- [Record set]
# # # #

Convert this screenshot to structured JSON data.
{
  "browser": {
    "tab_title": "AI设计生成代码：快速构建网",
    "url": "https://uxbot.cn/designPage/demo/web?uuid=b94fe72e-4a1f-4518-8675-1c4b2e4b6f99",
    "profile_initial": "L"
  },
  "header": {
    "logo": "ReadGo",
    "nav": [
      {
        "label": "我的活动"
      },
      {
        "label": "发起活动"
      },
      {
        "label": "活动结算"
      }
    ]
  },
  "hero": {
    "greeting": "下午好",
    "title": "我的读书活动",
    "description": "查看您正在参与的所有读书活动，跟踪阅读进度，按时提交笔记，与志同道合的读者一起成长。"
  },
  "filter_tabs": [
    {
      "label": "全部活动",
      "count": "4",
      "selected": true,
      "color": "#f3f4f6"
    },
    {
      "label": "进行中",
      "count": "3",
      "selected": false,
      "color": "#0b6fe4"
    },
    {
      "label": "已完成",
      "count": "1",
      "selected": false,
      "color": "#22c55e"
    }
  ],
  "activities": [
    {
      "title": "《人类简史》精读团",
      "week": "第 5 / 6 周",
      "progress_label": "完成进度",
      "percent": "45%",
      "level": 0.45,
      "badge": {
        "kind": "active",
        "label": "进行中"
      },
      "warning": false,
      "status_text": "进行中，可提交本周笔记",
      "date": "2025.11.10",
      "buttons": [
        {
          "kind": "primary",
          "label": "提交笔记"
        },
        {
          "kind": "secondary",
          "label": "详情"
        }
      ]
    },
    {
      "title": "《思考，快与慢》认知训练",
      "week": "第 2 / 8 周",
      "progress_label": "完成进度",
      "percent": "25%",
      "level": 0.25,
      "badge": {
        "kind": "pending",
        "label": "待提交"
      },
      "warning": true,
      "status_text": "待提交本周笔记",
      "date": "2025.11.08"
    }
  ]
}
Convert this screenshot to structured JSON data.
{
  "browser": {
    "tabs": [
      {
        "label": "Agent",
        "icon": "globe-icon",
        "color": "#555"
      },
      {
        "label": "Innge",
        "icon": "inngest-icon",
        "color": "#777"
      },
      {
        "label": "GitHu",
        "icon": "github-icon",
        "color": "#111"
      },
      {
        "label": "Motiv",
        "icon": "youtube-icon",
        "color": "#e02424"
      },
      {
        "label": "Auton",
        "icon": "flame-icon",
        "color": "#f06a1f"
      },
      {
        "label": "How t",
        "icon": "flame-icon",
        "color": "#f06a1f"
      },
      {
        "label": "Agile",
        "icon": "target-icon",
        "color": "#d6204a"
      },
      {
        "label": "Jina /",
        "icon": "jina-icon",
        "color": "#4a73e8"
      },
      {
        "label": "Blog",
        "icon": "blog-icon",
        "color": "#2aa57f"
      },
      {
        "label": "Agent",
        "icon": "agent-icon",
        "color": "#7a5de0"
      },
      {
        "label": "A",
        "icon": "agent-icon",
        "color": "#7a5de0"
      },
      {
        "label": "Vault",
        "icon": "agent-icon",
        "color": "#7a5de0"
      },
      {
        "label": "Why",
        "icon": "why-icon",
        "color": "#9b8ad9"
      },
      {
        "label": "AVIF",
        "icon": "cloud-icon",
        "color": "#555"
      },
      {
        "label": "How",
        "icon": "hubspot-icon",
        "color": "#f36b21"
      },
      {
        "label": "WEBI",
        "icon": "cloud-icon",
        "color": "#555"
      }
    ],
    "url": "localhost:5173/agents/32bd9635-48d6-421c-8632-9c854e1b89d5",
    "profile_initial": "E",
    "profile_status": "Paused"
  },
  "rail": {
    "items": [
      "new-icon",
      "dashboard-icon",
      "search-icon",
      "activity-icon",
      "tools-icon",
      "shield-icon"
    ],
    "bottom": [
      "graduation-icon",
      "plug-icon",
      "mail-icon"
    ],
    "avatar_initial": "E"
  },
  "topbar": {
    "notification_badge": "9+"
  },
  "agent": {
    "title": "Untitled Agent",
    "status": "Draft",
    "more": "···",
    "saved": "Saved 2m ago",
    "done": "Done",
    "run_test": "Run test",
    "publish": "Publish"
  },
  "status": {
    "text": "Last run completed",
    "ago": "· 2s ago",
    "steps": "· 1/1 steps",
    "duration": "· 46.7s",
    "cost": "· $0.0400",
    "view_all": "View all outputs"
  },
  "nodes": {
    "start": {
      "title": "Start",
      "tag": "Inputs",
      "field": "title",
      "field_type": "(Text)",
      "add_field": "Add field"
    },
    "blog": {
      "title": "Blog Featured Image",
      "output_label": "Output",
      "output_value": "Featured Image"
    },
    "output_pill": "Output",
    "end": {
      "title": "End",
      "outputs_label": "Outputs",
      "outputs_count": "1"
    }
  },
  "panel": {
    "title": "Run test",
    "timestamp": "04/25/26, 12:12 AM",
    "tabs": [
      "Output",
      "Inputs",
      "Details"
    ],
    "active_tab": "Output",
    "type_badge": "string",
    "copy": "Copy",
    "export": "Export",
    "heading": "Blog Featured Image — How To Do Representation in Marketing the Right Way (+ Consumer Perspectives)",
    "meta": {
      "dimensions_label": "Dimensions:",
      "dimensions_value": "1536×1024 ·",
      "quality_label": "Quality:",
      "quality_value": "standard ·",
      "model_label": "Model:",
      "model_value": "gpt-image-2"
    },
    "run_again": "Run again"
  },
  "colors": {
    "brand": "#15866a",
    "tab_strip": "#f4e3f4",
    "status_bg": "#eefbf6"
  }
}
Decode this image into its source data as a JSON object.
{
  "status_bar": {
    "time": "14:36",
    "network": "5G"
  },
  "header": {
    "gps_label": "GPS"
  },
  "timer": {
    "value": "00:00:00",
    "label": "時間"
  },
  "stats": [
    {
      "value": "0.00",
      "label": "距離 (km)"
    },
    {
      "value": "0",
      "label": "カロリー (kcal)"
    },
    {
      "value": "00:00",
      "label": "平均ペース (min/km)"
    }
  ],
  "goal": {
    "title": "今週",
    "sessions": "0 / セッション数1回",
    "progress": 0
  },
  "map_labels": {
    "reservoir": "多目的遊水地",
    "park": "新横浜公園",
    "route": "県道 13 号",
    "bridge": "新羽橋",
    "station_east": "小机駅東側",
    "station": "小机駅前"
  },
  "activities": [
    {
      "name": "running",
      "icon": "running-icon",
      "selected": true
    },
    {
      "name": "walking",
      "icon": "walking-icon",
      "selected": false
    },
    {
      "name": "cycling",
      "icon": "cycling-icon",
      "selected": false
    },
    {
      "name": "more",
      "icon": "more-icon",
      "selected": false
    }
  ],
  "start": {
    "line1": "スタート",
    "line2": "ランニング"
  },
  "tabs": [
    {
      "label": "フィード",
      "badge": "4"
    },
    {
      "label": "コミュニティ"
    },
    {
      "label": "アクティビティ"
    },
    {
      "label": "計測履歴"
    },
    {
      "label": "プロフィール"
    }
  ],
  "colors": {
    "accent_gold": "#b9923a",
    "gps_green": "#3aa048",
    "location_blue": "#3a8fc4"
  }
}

# # # #

- [To do]
Extract all of the data exactly as written.

- [Solved problem]
Convert this screenshot to structured JSON data.
{
  "browser": {
    "tab_title": "AI设计生成代码：快速构建网",
    "url": "https://uxbot.cn/designPage/demo/web?uuid=b94fe72e-4a1f-4518-8675-1c4b2e4b6f99",
    "profile_initial": "L"
  },
  "header": {
    "logo": "ReadGo",
    "nav": [
      {
        "label": "我的活动"
      },
      {
        "label": "发起活动"
      },
      {
        "label": "活动结算"
      }
    ]
  },
  "hero": {
    "greeting": "下午好",
    "title": "我的读书活动",
    "description": "查看您正在参与的所有读书活动，跟踪阅读进度，按时提交笔记，与志同道合的读者一起成长。"
  },
  "filter_tabs": [
    {
      "label": "全部活动",
      "count": "4",
      "selected": true,
      "color": "#f3f4f6"
    },
    {
      "label": "进行中",
      "count": "3",
      "selected": false,
      "color": "#0b6fe4"
    },
    {
      "label": "已完成",
      "count": "1",
      "selected": false,
      "color": "#22c55e"
    }
  ],
  "activities": [
    {
      "title": "《人类简史》精读团",
      "week": "第 5 / 6 周",
      "progress_label": "完成进度",
      "percent": "45%",
      "level": 0.45,
      "badge": {
        "kind": "active",
        "label": "进行中"
      },
      "warning": false,
      "status_text": "进行中，可提交本周笔记",
      "date": "2025.11.10",
      "buttons": [
        {
          "kind": "primary",
          "label": "提交笔记"
        },
        {
          "kind": "secondary",
          "label": "详情"
        }
      ]
    },
    {
      "title": "《思考，快与慢》认知训练",
      "week": "第 2 / 8 周",
      "progress_label": "完成进度",
      "percent": "25%",
      "level": 0.25,
      "badge": {
        "kind": "pending",
        "label": "待提交"
      },
      "warning": true,
      "status_text": "待提交本周笔记",
      "date": "2025.11.08"
    }
  ]
}
Convert this screenshot to structured JSON data.
{
  "browser": {
    "tabs": [
      {
        "label": "Agent",
        "icon": "globe-icon",
        "color": "#555"
      },
      {
        "label": "Innge",
        "icon": "inngest-icon",
        "color": "#777"
      },
      {
        "label": "GitHu",
        "icon": "github-icon",
        "color": "#111"
      },
      {
        "label": "Motiv",
        "icon": "youtube-icon",
        "color": "#e02424"
      },
      {
        "label": "Auton",
        "icon": "flame-icon",
        "color": "#f06a1f"
      },
      {
        "label": "How t",
        "icon": "flame-icon",
        "color": "#f06a1f"
      },
      {
        "label": "Agile",
        "icon": "target-icon",
        "color": "#d6204a"
      },
      {
        "label": "Jina /",
        "icon": "jina-icon",
        "color": "#4a73e8"
      },
      {
        "label": "Blog",
        "icon": "blog-icon",
        "color": "#2aa57f"
      },
      {
        "label": "Agent",
        "icon": "agent-icon",
        "color": "#7a5de0"
      },
      {
        "label": "A",
        "icon": "agent-icon",
        "color": "#7a5de0"
      },
      {
        "label": "Vault",
        "icon": "agent-icon",
        "color": "#7a5de0"
      },
      {
        "label": "Why",
        "icon": "why-icon",
        "color": "#9b8ad9"
      },
      {
        "label": "AVIF",
        "icon": "cloud-icon",
        "color": "#555"
      },
      {
        "label": "How",
        "icon": "hubspot-icon",
        "color": "#f36b21"
      },
      {
        "label": "WEBI",
        "icon": "cloud-icon",
        "color": "#555"
      }
    ],
    "url": "localhost:5173/agents/32bd9635-48d6-421c-8632-9c854e1b89d5",
    "profile_initial": "E",
    "profile_status": "Paused"
  },
  "rail": {
    "items": [
      "new-icon",
      "dashboard-icon",
      "search-icon",
      "activity-icon",
      "tools-icon",
      "shield-icon"
    ],
    "bottom": [
      "graduation-icon",
      "plug-icon",
      "mail-icon"
    ],
    "avatar_initial": "E"
  },
  "topbar": {
    "notification_badge": "9+"
  },
  "agent": {
    "title": "Untitled Agent",
    "status": "Draft",
    "more": "···",
    "saved": "Saved 2m ago",
    "done": "Done",
    "run_test": "Run test",
    "publish": "Publish"
  },
  "status": {
    "text": "Last run completed",
    "ago": "· 2s ago",
    "steps": "· 1/1 steps",
    "duration": "· 46.7s",
    "cost": "· $0.0400",
    "view_all": "View all outputs"
  },
  "nodes": {
    "start": {
      "title": "Start",
      "tag": "Inputs",
      "field": "title",
      "field_type": "(Text)",
      "add_field": "Add field"
    },
    "blog": {
      "title": "Blog Featured Image",
      "output_label": "Output",
      "output_value": "Featured Image"
    },
    "output_pill": "Output",
    "end": {
      "title": "End",
      "outputs_label": "Outputs",
      "outputs_count": "1"
    }
  },
  "panel": {
    "title": "Run test",
    "timestamp": "04/25/26, 12:12 AM",
    "tabs": [
      "Output",
      "Inputs",
      "Details"
    ],
    "active_tab": "Output",
    "type_badge": "string",
    "copy": "Copy",
    "export": "Export",
    "heading": "Blog Featured Image — How To Do Representation in Marketing the Right Way (+ Consumer Perspectives)",
    "meta": {
      "dimensions_label": "Dimensions:",
      "dimensions_value": "1536×1024 ·",
      "quality_label": "Quality:",
      "quality_value": "standard ·",
      "model_label": "Model:",
      "model_value": "gpt-image-2"
    },
    "run_again": "Run again"
  },
  "colors": {
    "brand": "#15866a",
    "tab_strip": "#f4e3f4",
    "status_bg": "#eefbf6"
  }
}
Decode this image into its source data as a JSON object.
{
  "status_bar": {
    "time": "14:36",
    "network": "5G"
  },
  "header": {
    "gps_label": "GPS"
  },
  "timer": {
    "value": "00:00:00",
    "label": "時間"
  },
  "stats": [
    {
      "value": "0.00",
      "label": "距離 (km)"
    },
    {
      "value": "0",
      "label": "カロリー (kcal)"
    },
    {
      "value": "00:00",
      "label": "平均ペース (min/km)"
    }
  ],
  "goal": {
    "title": "今週",
    "sessions": "0 / セッション数1回",
    "progress": 0
  },
  "map_labels": {
    "reservoir": "多目的遊水地",
    "park": "新横浜公園",
    "route": "県道 13 号",
    "bridge": "新羽橋",
    "station_east": "小机駅東側",
    "station": "小机駅前"
  },
  "activities": [
    {
      "name": "running",
      "icon": "running-icon",
      "selected": true
    },
    {
      "name": "walking",
      "icon": "walking-icon",
      "selected": false
    },
    {
      "name": "cycling",
      "icon": "cycling-icon",
      "selected": false
    },
    {
      "name": "more",
      "icon": "more-icon",
      "selected": false
    }
  ],
  "start": {
    "line1": "スタート",
    "line2": "ランニング"
  },
  "tabs": [
    {
      "label": "フィード",
      "badge": "4"
    },
    {
      "label": "コミュニティ"
    },
    {
      "label": "アクティビティ"
    },
    {
      "label": "計測履歴"
    },
    {
      "label": "プロフィール"
    }
  ],
  "colors": {
    "accent_gold": "#b9923a",
    "gps_green": "#3aa048",
    "location_blue": "#3a8fc4"
  }
}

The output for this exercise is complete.